━━ Data provided

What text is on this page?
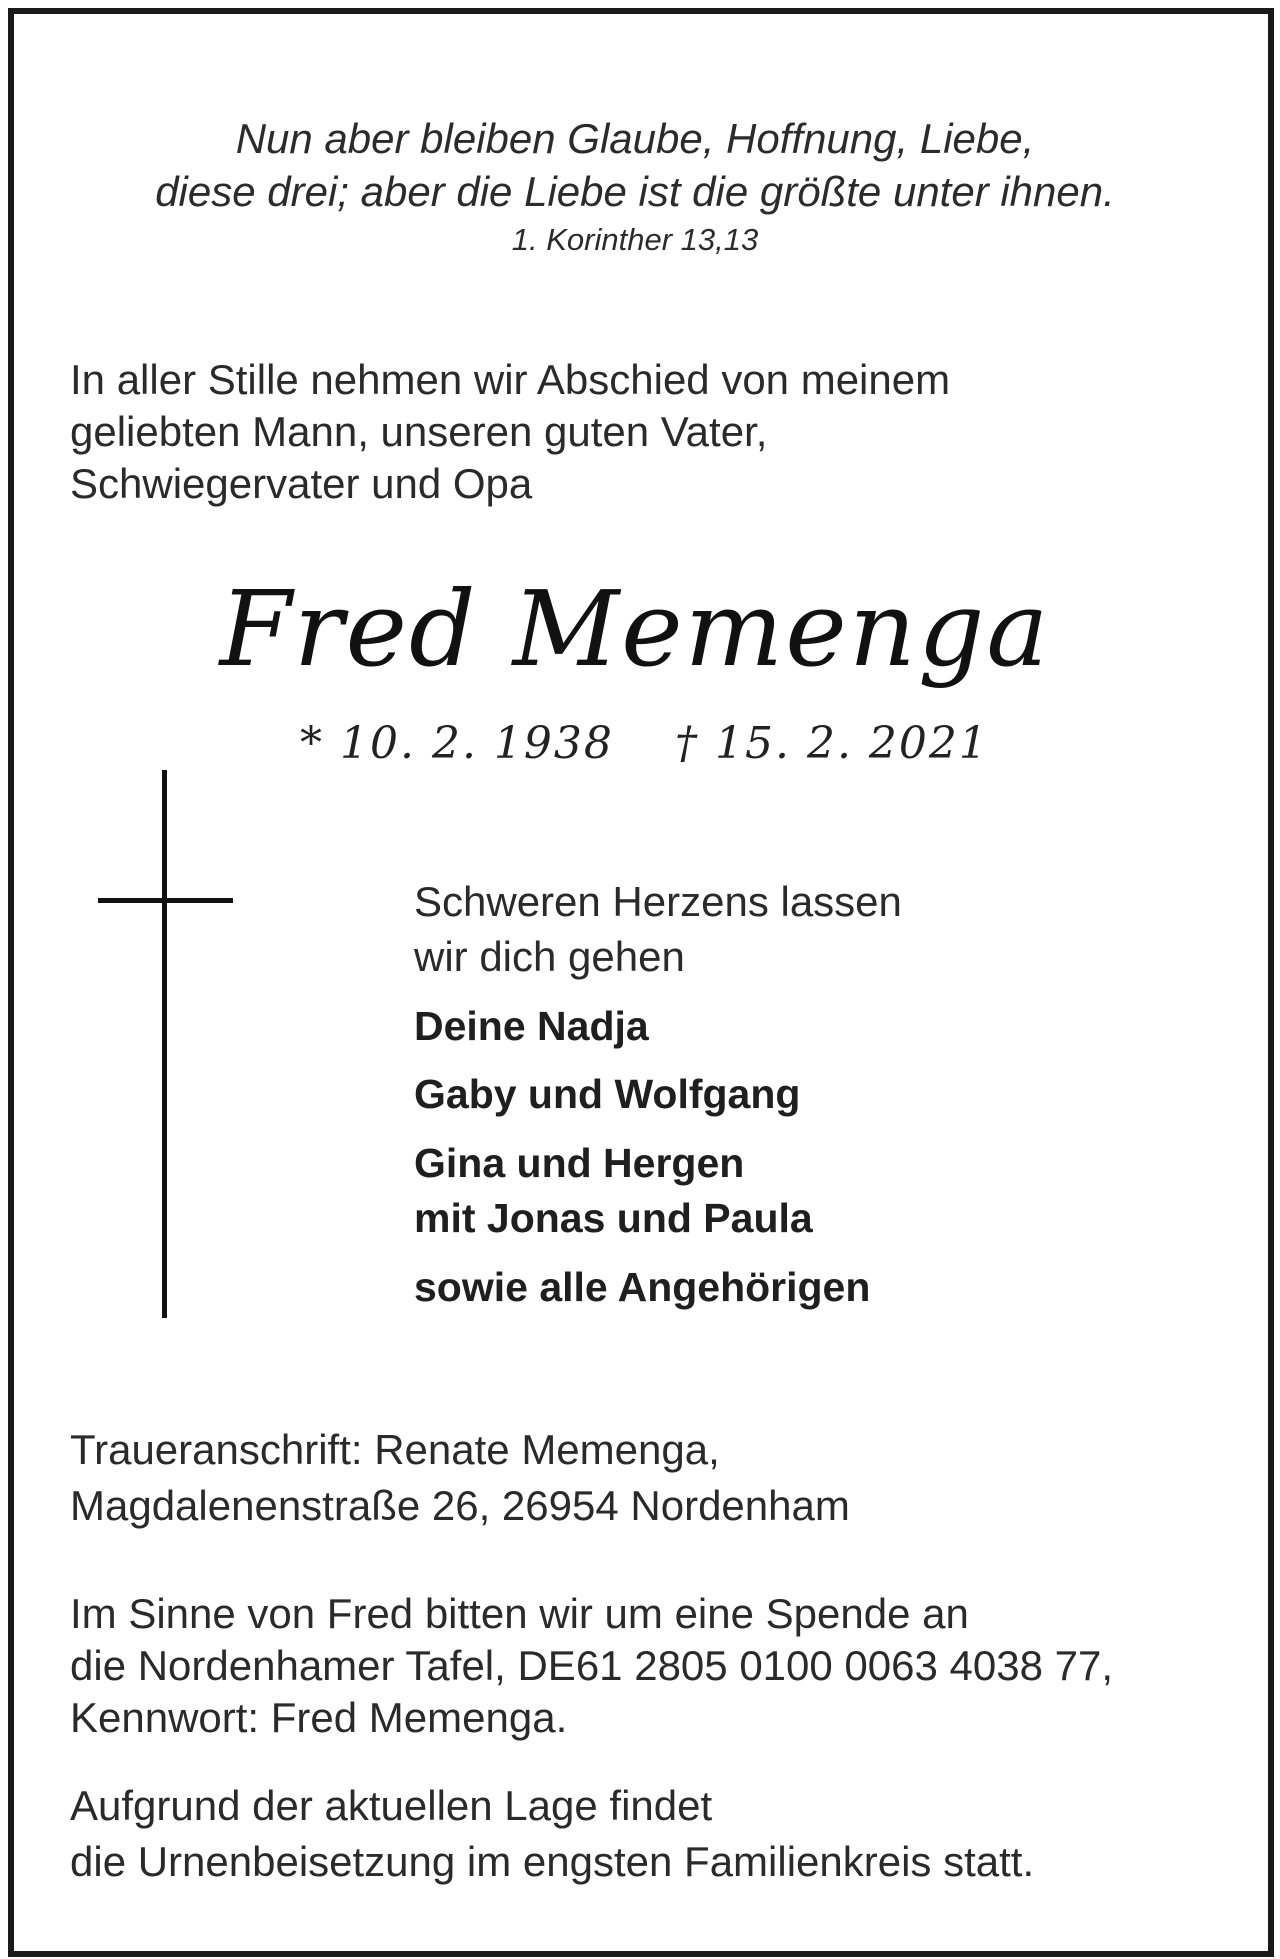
Nun aber bleiben Glaube, Hoffnung, Liebe,
diese drei; aber die Liebe ist die größte unter ihnen.
1. Korinther 13,13
In aller Stille nehmen wir Abschied von meinem
geliebten Mann, unseren guten Vater,
Schwiegervater und Opa
Fred Memenga
* 10. 2. 1938 † 15. 2. 2021
Schweren Herzens lassen
wir dich gehen
Deine Nadja
Gaby und Wolfgang
Gina und Hergen
mit Jonas und Paula
sowie alle Angehörigen
Traueranschrift: Renate Memenga,
Magdalenenstraße 26, 26954 Nordenham
Im Sinne von Fred bitten wir um eine Spende an
die Nordenhamer Tafel, DE61 2805 0100 0063 4038 77,
Kennwort: Fred Memenga.
Aufgrund der aktuellen Lage findet
die Urnenbeisetzung im engsten Familienkreis statt.
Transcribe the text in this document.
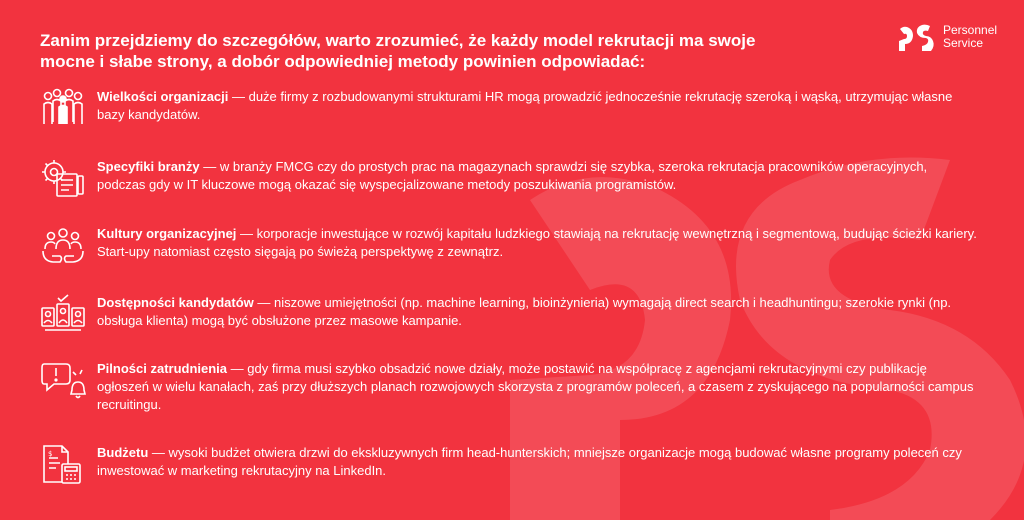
Zanim przejdziemy do szczegółów, warto zrozumieć, że każdy model rekrutacji ma swoje mocne i słabe strony, a dobór odpowiedniej metody powinien odpowiadać:
Personnel
Service

Wielkości organizacji — duże firmy z rozbudowanymi strukturami HR mogą prowadzić jednocześnie rekrutację szeroką i wąską, utrzymując własne bazy kandydatów.

Specyfiki branży — w branży FMCG czy do prostych prac na magazynach sprawdzi się szybka, szeroka rekrutacja pracowników operacyjnych, podczas gdy w IT kluczowe mogą okazać się wyspecjalizowane metody poszukiwania programistów.

Kultury organizacyjnej — korporacje inwestujące w rozwój kapitału ludzkiego stawiają na rekrutację wewnętrzną i segmentową, budując ścieżki kariery. Start-upy natomiast często sięgają po świeżą perspektywę z zewnątrz.

Dostępności kandydatów — niszowe umiejętności (np. machine learning, bioinżynieria) wymagają direct search i headhuntingu; szerokie rynki (np. obsługa klienta) mogą być obsłużone przez masowe kampanie.

Pilności zatrudnienia — gdy firma musi szybko obsadzić nowe działy, może postawić na współpracę z agencjami rekrutacyjnymi czy publikację ogłoszeń w wielu kanałach, zaś przy dłuższych planach rozwojowych skorzysta z programów poleceń, a czasem z zyskującego na popularności campus recruitingu.

$	Budżetu — wysoki budżet otwiera drzwi do ekskluzywnych firm head-hunterskich; mniejsze organizacje mogą budować własne programy poleceń czy inwestować w marketing rekrutacyjny na LinkedIn.
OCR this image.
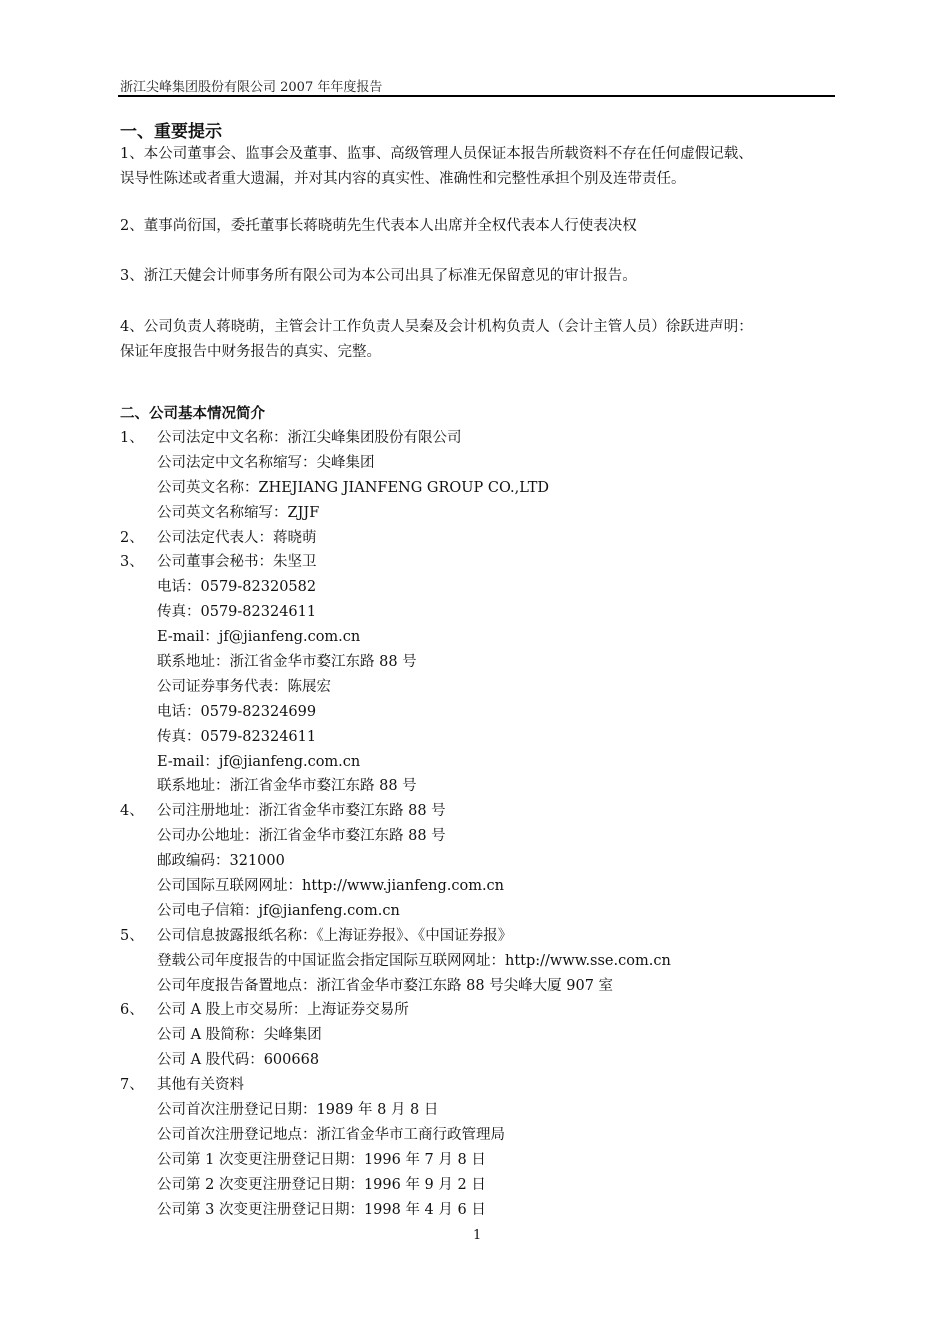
浙江尖峰集团股份有限公司 2007 年年度报告
一、重要提示
1、本公司董事会、监事会及董事、监事、高级管理人员保证本报告所载资料不存在任何虚假记载、
误导性陈述或者重大遗漏，并对其内容的真实性、准确性和完整性承担个别及连带责任。
2、董事尚衍国，委托董事长蒋晓萌先生代表本人出席并全权代表本人行使表决权
3、浙江天健会计师事务所有限公司为本公司出具了标准无保留意见的审计报告。
4、公司负责人蒋晓萌，主管会计工作负责人吴秦及会计机构负责人（会计主管人员）徐跃进声明：
保证年度报告中财务报告的真实、完整。
二、公司基本情况简介
1、 公司法定中文名称：浙江尖峰集团股份有限公司
公司法定中文名称缩写：尖峰集团
公司英文名称：ZHEJIANG JIANFENG GROUP CO.,LTD
公司英文名称缩写：ZJJF
2、 公司法定代表人：蒋晓萌
3、 公司董事会秘书：朱坚卫
电话：0579-82320582
传真：0579-82324611
E-mail：jf@jianfeng.com.cn
联系地址：浙江省金华市婺江东路 88 号
公司证券事务代表：陈展宏
电话：0579-82324699
传真：0579-82324611
E-mail：jf@jianfeng.com.cn
联系地址：浙江省金华市婺江东路 88 号
4、 公司注册地址：浙江省金华市婺江东路 88 号
公司办公地址：浙江省金华市婺江东路 88 号
邮政编码：321000
公司国际互联网网址：http://www.jianfeng.com.cn
公司电子信箱：jf@jianfeng.com.cn
5、 公司信息披露报纸名称：《上海证券报》、《中国证券报》
登载公司年度报告的中国证监会指定国际互联网网址：http://www.sse.com.cn
公司年度报告备置地点：浙江省金华市婺江东路 88 号尖峰大厦 907 室
6、 公司 A 股上市交易所：上海证券交易所
公司 A 股简称：尖峰集团
公司 A 股代码：600668
7、 其他有关资料
公司首次注册登记日期：1989 年 8 月 8 日
公司首次注册登记地点：浙江省金华市工商行政管理局
公司第 1 次变更注册登记日期：1996 年 7 月 8 日
公司第 2 次变更注册登记日期：1996 年 9 月 2 日
公司第 3 次变更注册登记日期：1998 年 4 月 6 日
1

━━━━

Set down the material above as is, without any pictures.

What text is on this page?
Nun aber bleiben Glaube, Hoffnung, Liebe,
diese drei; aber die Liebe ist die größte unter ihnen.
1. Korinther 13,13
In aller Stille nehmen wir Abschied von meinem
geliebten Mann, unseren guten Vater,
Schwiegervater und Opa
Fred Memenga
* 10. 2. 1938 † 15. 2. 2021
Schweren Herzens lassen
wir dich gehen
Deine Nadja
Gaby und Wolfgang
Gina und Hergen
mit Jonas und Paula
sowie alle Angehörigen
Traueranschrift: Renate Memenga,
Magdalenenstraße 26, 26954 Nordenham
Im Sinne von Fred bitten wir um eine Spende an
die Nordenhamer Tafel, DE61 2805 0100 0063 4038 77,
Kennwort: Fred Memenga.
Aufgrund der aktuellen Lage findet
die Urnenbeisetzung im engsten Familienkreis statt.
Transcribe the text in this document.
Zanim przejdziemy do szczegółów, warto zrozumieć, że każdy model rekrutacji ma swoje mocne i słabe strony, a dobór odpowiedniej metody powinien odpowiadać:
Personnel
Service

Wielkości organizacji — duże firmy z rozbudowanymi strukturami HR mogą prowadzić jednocześnie rekrutację szeroką i wąską, utrzymując własne bazy kandydatów.

Specyfiki branży — w branży FMCG czy do prostych prac na magazynach sprawdzi się szybka, szeroka rekrutacja pracowników operacyjnych, podczas gdy w IT kluczowe mogą okazać się wyspecjalizowane metody poszukiwania programistów.

Kultury organizacyjnej — korporacje inwestujące w rozwój kapitału ludzkiego stawiają na rekrutację wewnętrzną i segmentową, budując ścieżki kariery. Start-upy natomiast często sięgają po świeżą perspektywę z zewnątrz.

Dostępności kandydatów — niszowe umiejętności (np. machine learning, bioinżynieria) wymagają direct search i headhuntingu; szerokie rynki (np. obsługa klienta) mogą być obsłużone przez masowe kampanie.

Pilności zatrudnienia — gdy firma musi szybko obsadzić nowe działy, może postawić na współpracę z agencjami rekrutacyjnymi czy publikację ogłoszeń w wielu kanałach, zaś przy dłuższych planach rozwojowych skorzysta z programów poleceń, a czasem z zyskującego na popularności campus recruitingu.

$	Budżetu — wysoki budżet otwiera drzwi do ekskluzywnych firm head-hunterskich; mniejsze organizacje mogą budować własne programy poleceń czy inwestować w marketing rekrutacyjny na LinkedIn.
OCR this image.
浙江尖峰集团股份有限公司 2007 年年度报告
一、重要提示
1、本公司董事会、监事会及董事、监事、高级管理人员保证本报告所载资料不存在任何虚假记载、
误导性陈述或者重大遗漏，并对其内容的真实性、准确性和完整性承担个别及连带责任。
2、董事尚衍国，委托董事长蒋晓萌先生代表本人出席并全权代表本人行使表决权
3、浙江天健会计师事务所有限公司为本公司出具了标准无保留意见的审计报告。
4、公司负责人蒋晓萌，主管会计工作负责人吴秦及会计机构负责人（会计主管人员）徐跃进声明：
保证年度报告中财务报告的真实、完整。
二、公司基本情况简介
1、 公司法定中文名称：浙江尖峰集团股份有限公司
公司法定中文名称缩写：尖峰集团
公司英文名称：ZHEJIANG JIANFENG GROUP CO.,LTD
公司英文名称缩写：ZJJF
2、 公司法定代表人：蒋晓萌
3、 公司董事会秘书：朱坚卫
电话：0579-82320582
传真：0579-82324611
E-mail：jf@jianfeng.com.cn
联系地址：浙江省金华市婺江东路 88 号
公司证券事务代表：陈展宏
电话：0579-82324699
传真：0579-82324611
E-mail：jf@jianfeng.com.cn
联系地址：浙江省金华市婺江东路 88 号
4、 公司注册地址：浙江省金华市婺江东路 88 号
公司办公地址：浙江省金华市婺江东路 88 号
邮政编码：321000
公司国际互联网网址：http://www.jianfeng.com.cn
公司电子信箱：jf@jianfeng.com.cn
5、 公司信息披露报纸名称：《上海证券报》、《中国证券报》
登载公司年度报告的中国证监会指定国际互联网网址：http://www.sse.com.cn
公司年度报告备置地点：浙江省金华市婺江东路 88 号尖峰大厦 907 室
6、 公司 A 股上市交易所：上海证券交易所
公司 A 股简称：尖峰集团
公司 A 股代码：600668
7、 其他有关资料
公司首次注册登记日期：1989 年 8 月 8 日
公司首次注册登记地点：浙江省金华市工商行政管理局
公司第 1 次变更注册登记日期：1996 年 7 月 8 日
公司第 2 次变更注册登记日期：1996 年 9 月 2 日
公司第 3 次变更注册登记日期：1998 年 4 月 6 日
1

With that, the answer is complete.